# WORK INSTRUCTIONS
Rewrite the lines below as a numbered list, skipping any blank lines and leaving the pictures out.
─── SUPPLIED MATERIAL
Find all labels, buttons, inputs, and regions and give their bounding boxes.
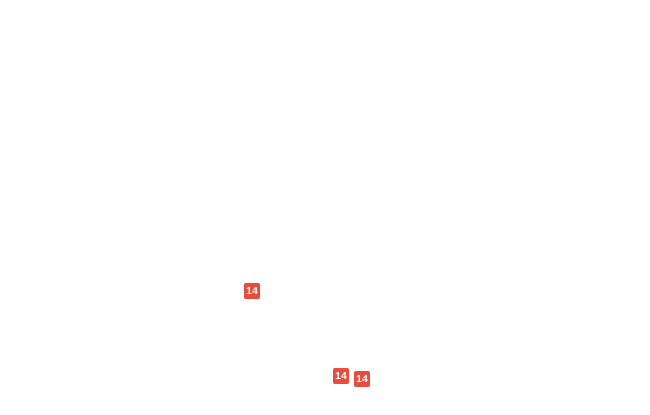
part-callout-badge[interactable]: 14 bbox=[333, 368, 349, 384]
part-callout-badge[interactable]: 14 bbox=[244, 283, 260, 299]
part-callout-badge[interactable]: 14 bbox=[354, 371, 370, 387]
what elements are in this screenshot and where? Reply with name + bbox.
──────
# EXERCISE ANSWER
1. Find all labels, buttons, inputs, and regions and give their bounding boxes.
2. part-callout-badge[interactable]: 14 bbox=[333, 368, 349, 384]
3. part-callout-badge[interactable]: 14 bbox=[244, 283, 260, 299]
4. part-callout-badge[interactable]: 14 bbox=[354, 371, 370, 387]
5. what elements are in this screenshot and where? Reply with name + bbox.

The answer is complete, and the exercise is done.